>> BEGIN Data provided
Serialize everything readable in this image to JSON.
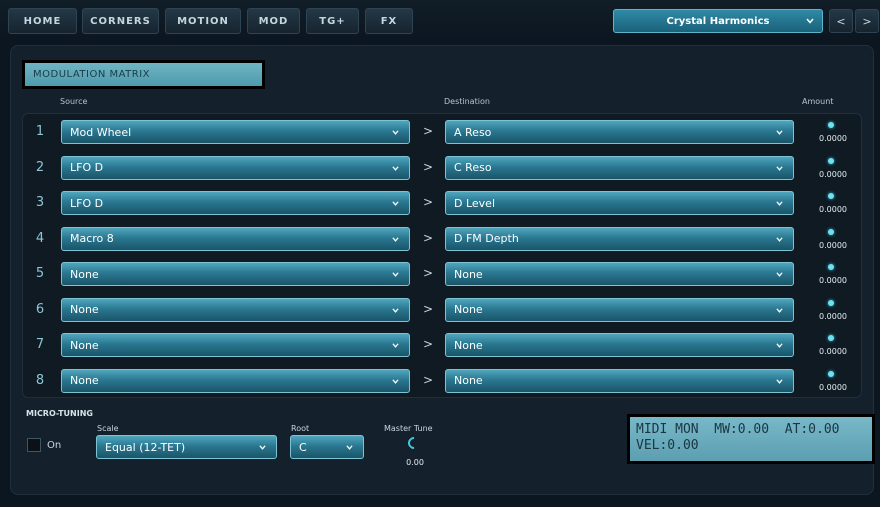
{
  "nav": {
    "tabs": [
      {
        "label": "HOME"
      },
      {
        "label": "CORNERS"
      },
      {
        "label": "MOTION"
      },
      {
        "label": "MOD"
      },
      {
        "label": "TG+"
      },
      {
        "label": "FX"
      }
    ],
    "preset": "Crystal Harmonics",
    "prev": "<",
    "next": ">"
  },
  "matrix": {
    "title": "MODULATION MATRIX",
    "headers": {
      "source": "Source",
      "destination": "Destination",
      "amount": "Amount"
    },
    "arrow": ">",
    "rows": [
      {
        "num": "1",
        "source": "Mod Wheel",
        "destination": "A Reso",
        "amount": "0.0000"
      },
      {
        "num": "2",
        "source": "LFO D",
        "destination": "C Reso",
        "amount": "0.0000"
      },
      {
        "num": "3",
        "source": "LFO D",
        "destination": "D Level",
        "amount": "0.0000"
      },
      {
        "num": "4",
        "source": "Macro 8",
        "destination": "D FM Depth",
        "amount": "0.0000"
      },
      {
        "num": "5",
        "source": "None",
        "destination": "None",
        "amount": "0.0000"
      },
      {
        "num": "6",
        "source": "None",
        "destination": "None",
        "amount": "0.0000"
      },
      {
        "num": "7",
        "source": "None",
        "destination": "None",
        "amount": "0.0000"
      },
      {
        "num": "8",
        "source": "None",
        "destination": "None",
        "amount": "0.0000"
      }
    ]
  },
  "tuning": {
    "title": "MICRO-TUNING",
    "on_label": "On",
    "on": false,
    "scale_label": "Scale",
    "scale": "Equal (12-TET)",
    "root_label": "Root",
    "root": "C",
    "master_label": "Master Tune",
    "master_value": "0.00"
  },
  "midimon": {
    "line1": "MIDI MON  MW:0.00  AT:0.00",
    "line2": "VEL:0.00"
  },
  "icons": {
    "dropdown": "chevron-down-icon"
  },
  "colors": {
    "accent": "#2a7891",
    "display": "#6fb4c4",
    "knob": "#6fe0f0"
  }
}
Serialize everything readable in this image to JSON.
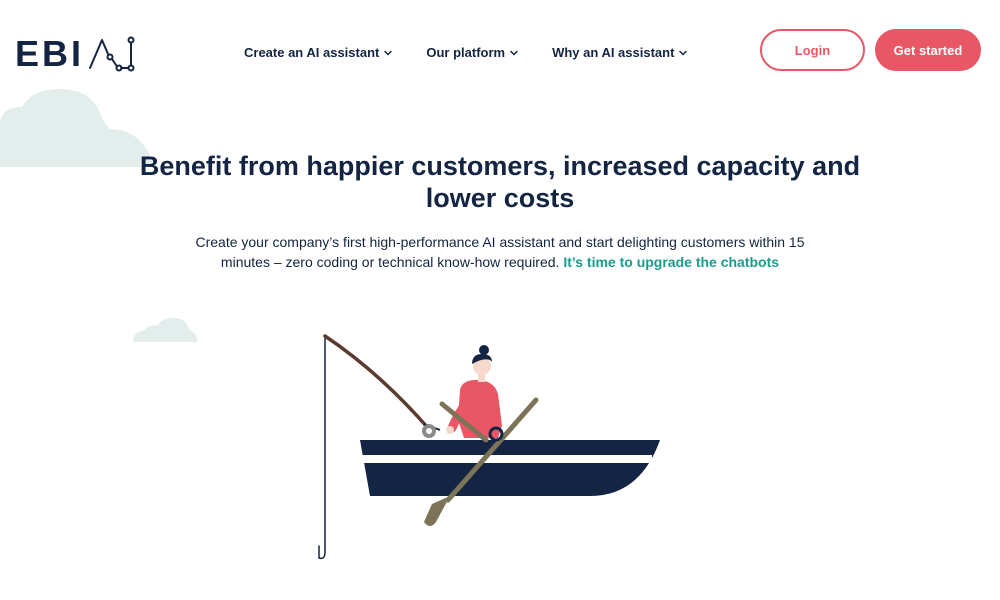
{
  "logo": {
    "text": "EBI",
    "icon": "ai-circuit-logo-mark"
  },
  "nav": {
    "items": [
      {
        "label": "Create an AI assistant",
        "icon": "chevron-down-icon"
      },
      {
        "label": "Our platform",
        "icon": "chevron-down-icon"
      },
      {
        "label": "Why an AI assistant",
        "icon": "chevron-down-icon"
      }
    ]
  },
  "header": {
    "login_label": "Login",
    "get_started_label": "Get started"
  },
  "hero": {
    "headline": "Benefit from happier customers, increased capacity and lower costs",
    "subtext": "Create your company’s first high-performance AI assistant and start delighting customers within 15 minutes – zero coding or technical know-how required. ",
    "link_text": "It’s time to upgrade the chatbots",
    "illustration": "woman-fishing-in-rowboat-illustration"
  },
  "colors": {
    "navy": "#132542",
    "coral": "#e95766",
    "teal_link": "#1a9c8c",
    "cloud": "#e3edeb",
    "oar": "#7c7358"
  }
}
>> END Data provided
* **Problem**
Without the pictures, reproduce every line of the records above exactly.

* **Completed task**
Serialize everything readable in this image to JSON.
{
  "nav": {
    "tabs": [
      {
        "label": "HOME"
      },
      {
        "label": "CORNERS"
      },
      {
        "label": "MOTION"
      },
      {
        "label": "MOD"
      },
      {
        "label": "TG+"
      },
      {
        "label": "FX"
      }
    ],
    "preset": "Crystal Harmonics",
    "prev": "<",
    "next": ">"
  },
  "matrix": {
    "title": "MODULATION MATRIX",
    "headers": {
      "source": "Source",
      "destination": "Destination",
      "amount": "Amount"
    },
    "arrow": ">",
    "rows": [
      {
        "num": "1",
        "source": "Mod Wheel",
        "destination": "A Reso",
        "amount": "0.0000"
      },
      {
        "num": "2",
        "source": "LFO D",
        "destination": "C Reso",
        "amount": "0.0000"
      },
      {
        "num": "3",
        "source": "LFO D",
        "destination": "D Level",
        "amount": "0.0000"
      },
      {
        "num": "4",
        "source": "Macro 8",
        "destination": "D FM Depth",
        "amount": "0.0000"
      },
      {
        "num": "5",
        "source": "None",
        "destination": "None",
        "amount": "0.0000"
      },
      {
        "num": "6",
        "source": "None",
        "destination": "None",
        "amount": "0.0000"
      },
      {
        "num": "7",
        "source": "None",
        "destination": "None",
        "amount": "0.0000"
      },
      {
        "num": "8",
        "source": "None",
        "destination": "None",
        "amount": "0.0000"
      }
    ]
  },
  "tuning": {
    "title": "MICRO-TUNING",
    "on_label": "On",
    "on": false,
    "scale_label": "Scale",
    "scale": "Equal (12-TET)",
    "root_label": "Root",
    "root": "C",
    "master_label": "Master Tune",
    "master_value": "0.00"
  },
  "midimon": {
    "line1": "MIDI MON  MW:0.00  AT:0.00",
    "line2": "VEL:0.00"
  },
  "icons": {
    "dropdown": "chevron-down-icon"
  },
  "colors": {
    "accent": "#2a7891",
    "display": "#6fb4c4",
    "knob": "#6fe0f0"
  }
}
Serialize everything readable in this image to JSON.
{
  "logo": {
    "text": "EBI",
    "icon": "ai-circuit-logo-mark"
  },
  "nav": {
    "items": [
      {
        "label": "Create an AI assistant",
        "icon": "chevron-down-icon"
      },
      {
        "label": "Our platform",
        "icon": "chevron-down-icon"
      },
      {
        "label": "Why an AI assistant",
        "icon": "chevron-down-icon"
      }
    ]
  },
  "header": {
    "login_label": "Login",
    "get_started_label": "Get started"
  },
  "hero": {
    "headline": "Benefit from happier customers, increased capacity and lower costs",
    "subtext": "Create your company’s first high-performance AI assistant and start delighting customers within 15 minutes – zero coding or technical know-how required. ",
    "link_text": "It’s time to upgrade the chatbots",
    "illustration": "woman-fishing-in-rowboat-illustration"
  },
  "colors": {
    "navy": "#132542",
    "coral": "#e95766",
    "teal_link": "#1a9c8c",
    "cloud": "#e3edeb",
    "oar": "#7c7358"
  }
}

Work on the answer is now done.